§ **EXERCISE REQUIREMENTS**:
In the entries below, count every line with the word "color". Return only the count.

(Figure record extracts)
────────
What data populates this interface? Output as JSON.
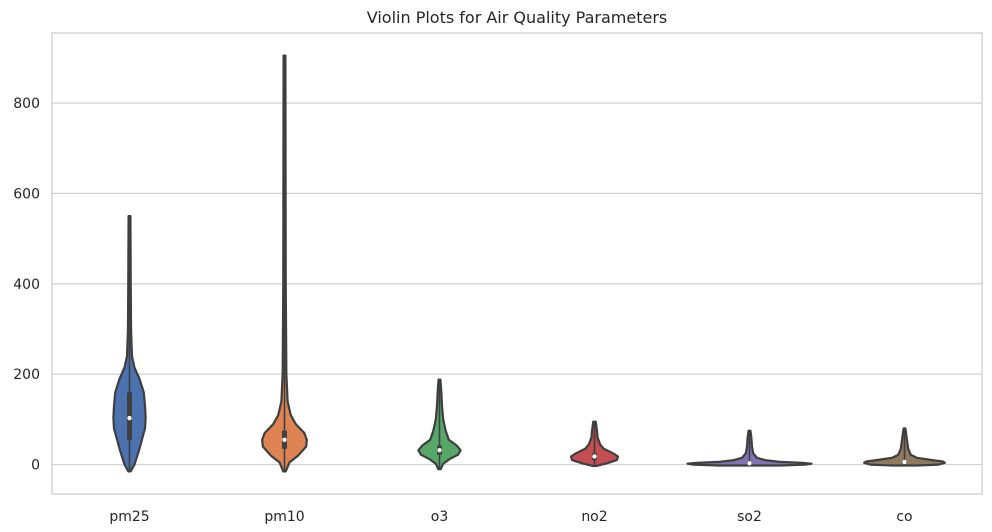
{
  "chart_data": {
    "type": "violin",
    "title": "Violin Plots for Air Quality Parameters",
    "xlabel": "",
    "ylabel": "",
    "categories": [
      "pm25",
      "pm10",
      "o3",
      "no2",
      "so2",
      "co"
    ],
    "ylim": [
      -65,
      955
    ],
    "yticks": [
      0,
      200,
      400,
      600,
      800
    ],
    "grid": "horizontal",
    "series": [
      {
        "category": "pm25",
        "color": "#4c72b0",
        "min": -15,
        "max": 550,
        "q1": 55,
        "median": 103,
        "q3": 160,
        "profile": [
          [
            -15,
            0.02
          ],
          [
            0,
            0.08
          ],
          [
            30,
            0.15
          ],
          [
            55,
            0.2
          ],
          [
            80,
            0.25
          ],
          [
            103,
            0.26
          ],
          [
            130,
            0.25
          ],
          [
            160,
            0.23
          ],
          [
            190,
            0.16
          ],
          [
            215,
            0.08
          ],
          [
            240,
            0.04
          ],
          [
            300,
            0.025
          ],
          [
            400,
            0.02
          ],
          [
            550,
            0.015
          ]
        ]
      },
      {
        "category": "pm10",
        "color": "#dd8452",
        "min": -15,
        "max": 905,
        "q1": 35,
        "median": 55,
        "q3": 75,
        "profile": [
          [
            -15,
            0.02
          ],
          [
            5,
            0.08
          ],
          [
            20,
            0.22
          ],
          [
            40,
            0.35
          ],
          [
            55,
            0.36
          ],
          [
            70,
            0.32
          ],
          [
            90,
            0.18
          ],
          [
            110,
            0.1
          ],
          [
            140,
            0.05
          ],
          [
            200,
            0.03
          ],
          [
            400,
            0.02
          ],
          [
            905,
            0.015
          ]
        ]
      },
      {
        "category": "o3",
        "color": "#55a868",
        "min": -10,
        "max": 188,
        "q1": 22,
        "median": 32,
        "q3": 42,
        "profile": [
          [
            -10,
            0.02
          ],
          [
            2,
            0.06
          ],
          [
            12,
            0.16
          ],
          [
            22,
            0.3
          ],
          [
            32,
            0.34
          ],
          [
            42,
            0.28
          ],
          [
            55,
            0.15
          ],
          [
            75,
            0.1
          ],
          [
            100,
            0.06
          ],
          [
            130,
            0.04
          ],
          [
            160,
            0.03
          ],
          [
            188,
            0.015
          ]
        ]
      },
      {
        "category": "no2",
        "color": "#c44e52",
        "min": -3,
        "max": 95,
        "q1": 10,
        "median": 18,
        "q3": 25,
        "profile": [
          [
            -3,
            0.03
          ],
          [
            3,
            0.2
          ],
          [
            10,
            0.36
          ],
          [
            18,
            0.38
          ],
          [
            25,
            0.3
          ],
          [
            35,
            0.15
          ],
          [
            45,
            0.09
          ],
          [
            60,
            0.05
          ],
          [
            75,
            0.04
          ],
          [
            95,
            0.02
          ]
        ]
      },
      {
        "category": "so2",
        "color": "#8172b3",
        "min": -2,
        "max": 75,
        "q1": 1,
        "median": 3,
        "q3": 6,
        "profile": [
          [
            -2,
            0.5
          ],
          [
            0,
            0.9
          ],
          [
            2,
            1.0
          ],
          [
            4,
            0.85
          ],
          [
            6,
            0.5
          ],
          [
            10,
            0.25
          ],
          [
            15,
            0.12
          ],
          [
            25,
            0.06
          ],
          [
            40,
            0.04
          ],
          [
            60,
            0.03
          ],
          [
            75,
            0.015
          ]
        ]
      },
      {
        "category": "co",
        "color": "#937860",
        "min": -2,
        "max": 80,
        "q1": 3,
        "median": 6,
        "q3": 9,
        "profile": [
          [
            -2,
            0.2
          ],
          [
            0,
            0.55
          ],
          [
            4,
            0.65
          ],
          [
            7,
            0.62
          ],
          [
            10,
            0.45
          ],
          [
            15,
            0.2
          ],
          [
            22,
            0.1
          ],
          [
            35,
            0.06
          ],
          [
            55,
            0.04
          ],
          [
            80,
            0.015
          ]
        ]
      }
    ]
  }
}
────────
§ **ANSWER TO THE TASK**:
6